Records from a data collection:
----
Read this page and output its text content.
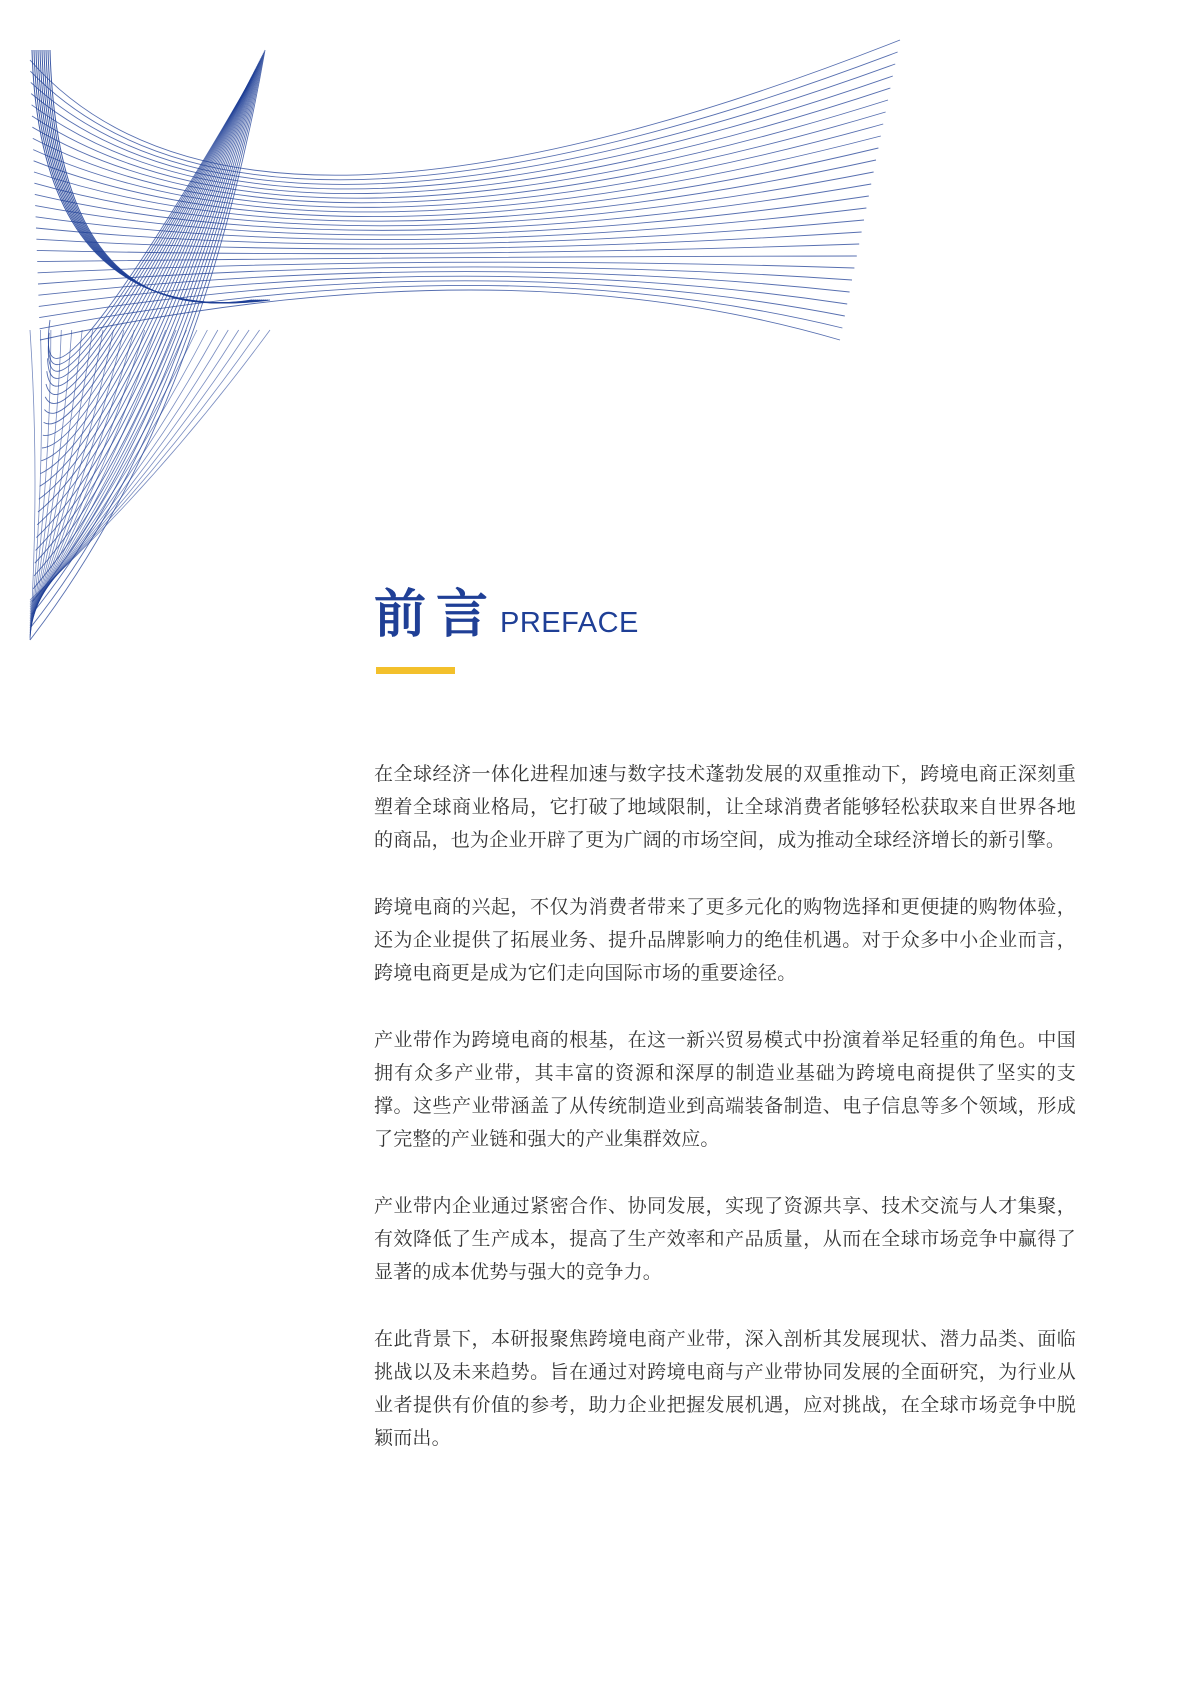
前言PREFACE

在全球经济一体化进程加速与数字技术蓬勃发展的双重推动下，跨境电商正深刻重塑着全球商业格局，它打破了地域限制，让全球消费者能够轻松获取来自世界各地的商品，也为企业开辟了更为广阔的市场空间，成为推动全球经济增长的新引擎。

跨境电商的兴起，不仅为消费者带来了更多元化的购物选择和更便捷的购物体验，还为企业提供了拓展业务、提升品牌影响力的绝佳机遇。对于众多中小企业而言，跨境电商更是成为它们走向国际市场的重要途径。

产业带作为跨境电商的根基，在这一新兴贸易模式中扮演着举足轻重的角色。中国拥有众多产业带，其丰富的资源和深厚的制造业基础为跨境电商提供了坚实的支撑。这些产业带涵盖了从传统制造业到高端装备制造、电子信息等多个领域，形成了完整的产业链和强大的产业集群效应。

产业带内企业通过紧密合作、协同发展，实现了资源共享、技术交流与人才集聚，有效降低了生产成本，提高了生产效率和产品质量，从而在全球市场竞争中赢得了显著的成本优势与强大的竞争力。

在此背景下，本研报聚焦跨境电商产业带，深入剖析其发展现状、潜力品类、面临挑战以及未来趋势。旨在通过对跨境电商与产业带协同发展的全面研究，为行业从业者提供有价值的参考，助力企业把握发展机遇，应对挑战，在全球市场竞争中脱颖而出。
----
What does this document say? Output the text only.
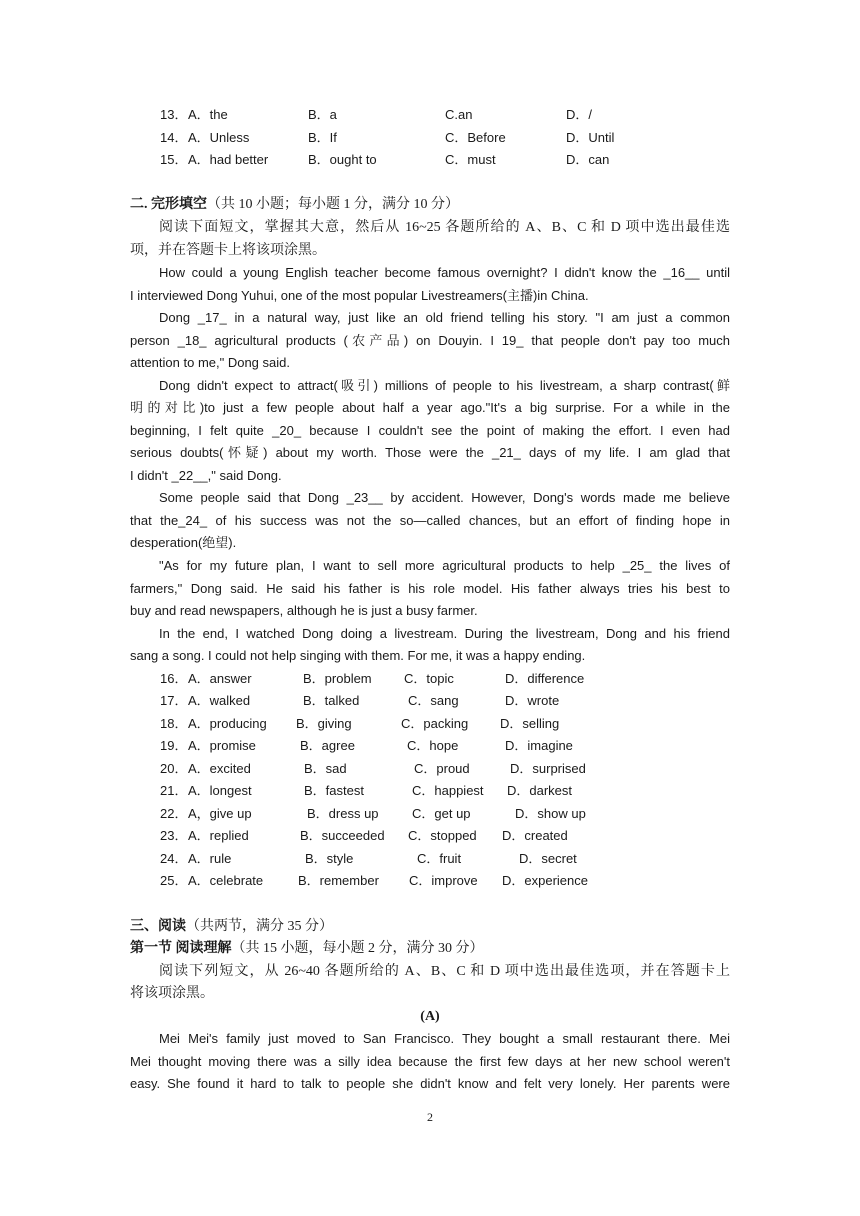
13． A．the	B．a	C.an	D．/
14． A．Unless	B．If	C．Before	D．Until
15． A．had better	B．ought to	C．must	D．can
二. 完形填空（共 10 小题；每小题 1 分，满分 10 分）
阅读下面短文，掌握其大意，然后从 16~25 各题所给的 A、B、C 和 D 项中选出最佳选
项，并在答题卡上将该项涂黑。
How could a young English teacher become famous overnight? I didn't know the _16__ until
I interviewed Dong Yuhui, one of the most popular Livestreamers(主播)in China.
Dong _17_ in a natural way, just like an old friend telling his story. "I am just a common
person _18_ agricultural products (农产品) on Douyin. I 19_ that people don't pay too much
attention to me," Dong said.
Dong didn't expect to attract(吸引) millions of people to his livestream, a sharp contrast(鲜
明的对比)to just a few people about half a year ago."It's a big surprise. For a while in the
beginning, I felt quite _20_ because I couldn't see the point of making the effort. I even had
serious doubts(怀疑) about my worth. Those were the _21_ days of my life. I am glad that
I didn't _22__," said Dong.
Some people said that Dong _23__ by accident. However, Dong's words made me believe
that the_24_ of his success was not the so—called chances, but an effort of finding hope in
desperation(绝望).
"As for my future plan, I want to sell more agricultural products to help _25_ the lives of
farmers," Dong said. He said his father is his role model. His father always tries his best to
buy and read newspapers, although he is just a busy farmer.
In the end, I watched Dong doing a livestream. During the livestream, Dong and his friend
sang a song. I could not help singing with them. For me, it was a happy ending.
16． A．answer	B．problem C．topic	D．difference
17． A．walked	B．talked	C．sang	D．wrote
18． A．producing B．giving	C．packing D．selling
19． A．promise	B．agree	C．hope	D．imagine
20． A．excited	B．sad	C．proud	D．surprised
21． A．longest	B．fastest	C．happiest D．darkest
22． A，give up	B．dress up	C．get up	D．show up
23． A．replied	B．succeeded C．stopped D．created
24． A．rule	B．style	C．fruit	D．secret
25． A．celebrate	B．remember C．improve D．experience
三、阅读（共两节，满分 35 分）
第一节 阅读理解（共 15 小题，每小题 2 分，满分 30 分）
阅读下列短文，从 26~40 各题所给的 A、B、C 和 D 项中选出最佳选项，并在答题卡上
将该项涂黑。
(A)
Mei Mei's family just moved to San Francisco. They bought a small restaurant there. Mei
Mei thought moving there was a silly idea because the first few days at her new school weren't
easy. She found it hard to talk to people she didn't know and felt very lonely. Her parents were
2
----
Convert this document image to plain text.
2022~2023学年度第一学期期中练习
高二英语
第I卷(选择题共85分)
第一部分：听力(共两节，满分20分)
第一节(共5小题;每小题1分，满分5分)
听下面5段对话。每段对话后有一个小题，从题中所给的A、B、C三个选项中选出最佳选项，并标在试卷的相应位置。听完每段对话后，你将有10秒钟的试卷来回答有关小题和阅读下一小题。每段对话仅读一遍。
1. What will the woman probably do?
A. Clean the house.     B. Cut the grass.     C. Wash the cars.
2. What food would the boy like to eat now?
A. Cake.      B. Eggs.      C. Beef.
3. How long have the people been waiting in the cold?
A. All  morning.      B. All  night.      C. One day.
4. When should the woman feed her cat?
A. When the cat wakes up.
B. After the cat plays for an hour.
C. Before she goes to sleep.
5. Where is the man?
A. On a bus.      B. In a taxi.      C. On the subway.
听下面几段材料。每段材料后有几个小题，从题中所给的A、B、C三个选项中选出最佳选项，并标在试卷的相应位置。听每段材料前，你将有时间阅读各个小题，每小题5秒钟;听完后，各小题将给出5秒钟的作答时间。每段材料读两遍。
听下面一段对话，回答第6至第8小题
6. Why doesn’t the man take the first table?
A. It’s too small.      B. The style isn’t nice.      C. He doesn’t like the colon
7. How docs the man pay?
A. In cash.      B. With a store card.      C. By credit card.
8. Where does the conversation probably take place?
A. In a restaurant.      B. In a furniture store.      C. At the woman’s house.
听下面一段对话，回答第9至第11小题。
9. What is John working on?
----
* [Task requirements]: Count every line in the data where the string "days" occurs. Give nothing except the number.

* [The solution]: 2